_Task prompt_
In the records below, find each line with the word "Private" and copy it.

_Record excerpts_

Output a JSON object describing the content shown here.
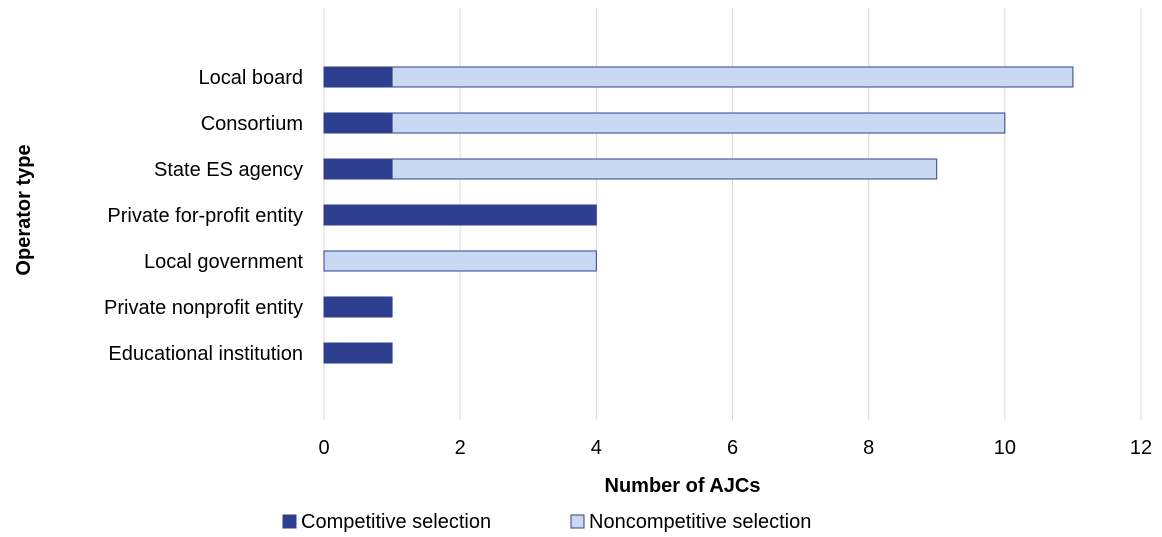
{
  "chart_data": {
    "type": "bar",
    "orientation": "horizontal",
    "stacked": true,
    "title": "",
    "xlabel": "Number of AJCs",
    "ylabel": "Operator type",
    "xlim": [
      0,
      12
    ],
    "xticks": [
      0,
      2,
      4,
      6,
      8,
      10,
      12
    ],
    "grid": true,
    "legend_position": "bottom",
    "categories": [
      "Local board",
      "Consortium",
      "State ES agency",
      "Private for-profit entity",
      "Local government",
      "Private nonprofit entity",
      "Educational institution"
    ],
    "series": [
      {
        "name": "Competitive selection",
        "color": "#2e3f8f",
        "values": [
          1,
          1,
          1,
          4,
          0,
          1,
          1
        ]
      },
      {
        "name": "Noncompetitive selection",
        "color": "#c9d9f2",
        "values": [
          10,
          9,
          8,
          0,
          4,
          0,
          0
        ]
      }
    ],
    "bar_outline_color": "#2e3f8f"
  }
}
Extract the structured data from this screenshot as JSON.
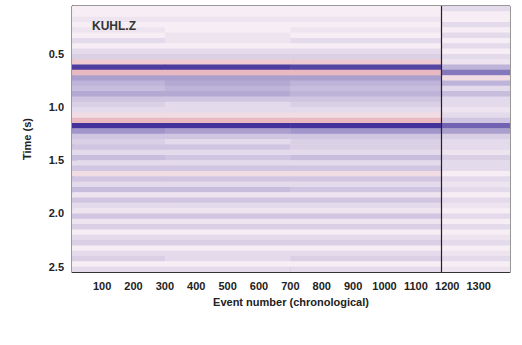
{
  "chart_data": {
    "type": "heatmap",
    "annotation": "KUHL.Z",
    "x_label": "Event number (chronological)",
    "y_label": "Time (s)",
    "xlim": [
      4,
      1400
    ],
    "ylim": [
      0.05,
      2.55
    ],
    "xticks": [
      100,
      200,
      300,
      400,
      500,
      600,
      700,
      800,
      900,
      1000,
      1100,
      1200,
      1300
    ],
    "yticks": [
      0.5,
      {
        "value": 1,
        "label": "1.0"
      },
      1.5,
      {
        "value": 2,
        "label": "2.0"
      },
      2.5
    ],
    "y_inverted": true,
    "vline": 1180,
    "color_range": [
      -1,
      1
    ],
    "x_edges": [
      4,
      300,
      700,
      1180,
      1400
    ],
    "y_edges": [
      0.05,
      0.1,
      0.15,
      0.2,
      0.25,
      0.3,
      0.35,
      0.4,
      0.45,
      0.5,
      0.55,
      0.6,
      0.65,
      0.7,
      0.75,
      0.8,
      0.85,
      0.9,
      0.95,
      1.0,
      1.05,
      1.1,
      1.15,
      1.2,
      1.25,
      1.3,
      1.35,
      1.4,
      1.45,
      1.5,
      1.55,
      1.6,
      1.65,
      1.7,
      1.75,
      1.8,
      1.85,
      1.9,
      1.95,
      2.0,
      2.05,
      2.1,
      2.15,
      2.2,
      2.25,
      2.3,
      2.35,
      2.4,
      2.45,
      2.5,
      2.55
    ],
    "cells": [
      [
        0,
        0,
        0,
        0.1
      ],
      [
        0,
        0,
        0,
        0
      ],
      [
        0.05,
        0.05,
        0.05,
        0
      ],
      [
        0,
        0,
        0,
        0.1
      ],
      [
        0.05,
        0,
        0.05,
        0
      ],
      [
        0,
        0.05,
        0,
        0.1
      ],
      [
        0.1,
        0.05,
        0.1,
        0
      ],
      [
        0,
        0,
        0,
        0.1
      ],
      [
        0.1,
        0.1,
        0.1,
        0
      ],
      [
        0.15,
        0.15,
        0.15,
        0.1
      ],
      [
        -0.2,
        -0.2,
        -0.2,
        0.05
      ],
      [
        0.9,
        0.9,
        0.85,
        0.3
      ],
      [
        -0.3,
        -0.3,
        -0.3,
        0.6
      ],
      [
        0.4,
        0.4,
        0.4,
        -0.1
      ],
      [
        0.3,
        0.35,
        0.3,
        0.3
      ],
      [
        0.25,
        0.3,
        0.25,
        0.1
      ],
      [
        0.35,
        0.35,
        0.3,
        0.25
      ],
      [
        0.2,
        0.2,
        0.2,
        0.1
      ],
      [
        0.15,
        0.1,
        0.15,
        0.1
      ],
      [
        0.1,
        0.1,
        0.1,
        0.05
      ],
      [
        -0.1,
        -0.1,
        -0.1,
        0.1
      ],
      [
        -0.3,
        -0.3,
        -0.3,
        0.2
      ],
      [
        0.95,
        0.95,
        0.95,
        0.7
      ],
      [
        0.45,
        0.4,
        0.45,
        0.4
      ],
      [
        0.2,
        0.2,
        0.2,
        0.15
      ],
      [
        0.15,
        0.1,
        0.15,
        0.1
      ],
      [
        0.2,
        0.2,
        0.15,
        0.1
      ],
      [
        0.1,
        0.1,
        0.1,
        0.05
      ],
      [
        0.25,
        0.2,
        0.25,
        0.15
      ],
      [
        0.1,
        0.1,
        0.1,
        0.1
      ],
      [
        0.2,
        0.2,
        0.2,
        0.1
      ],
      [
        -0.1,
        -0.1,
        -0.1,
        0
      ],
      [
        0.2,
        0.2,
        0.2,
        0.1
      ],
      [
        0.1,
        0.1,
        0.1,
        0.05
      ],
      [
        0.25,
        0.25,
        0.2,
        0.1
      ],
      [
        0.05,
        0.05,
        0.05,
        0
      ],
      [
        0.2,
        0.2,
        0.2,
        0.1
      ],
      [
        0.1,
        0.1,
        0.1,
        0.05
      ],
      [
        0.05,
        0.05,
        0.05,
        0
      ],
      [
        0.2,
        0.2,
        0.2,
        0.1
      ],
      [
        0.05,
        0.05,
        0.05,
        0
      ],
      [
        0.15,
        0.15,
        0.15,
        0.1
      ],
      [
        0,
        0,
        0,
        0
      ],
      [
        0.1,
        0.1,
        0.1,
        0.05
      ],
      [
        0.15,
        0.15,
        0.15,
        0.1
      ],
      [
        0,
        0,
        0,
        0
      ],
      [
        0.1,
        0.1,
        0.1,
        0.05
      ],
      [
        0.15,
        0.1,
        0.15,
        0.1
      ],
      [
        0,
        0,
        0,
        0
      ],
      [
        0.1,
        0.1,
        0.1,
        0.05
      ]
    ]
  }
}
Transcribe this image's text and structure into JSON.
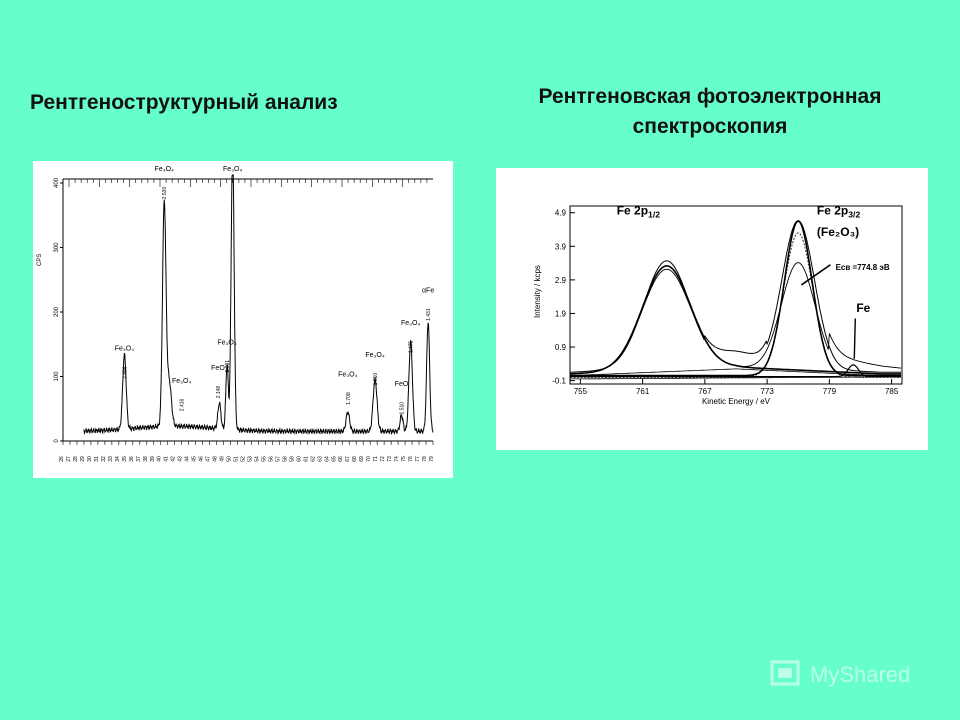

_Written answer_
      "Private for-profit entity",
      "Private nonprofit entity",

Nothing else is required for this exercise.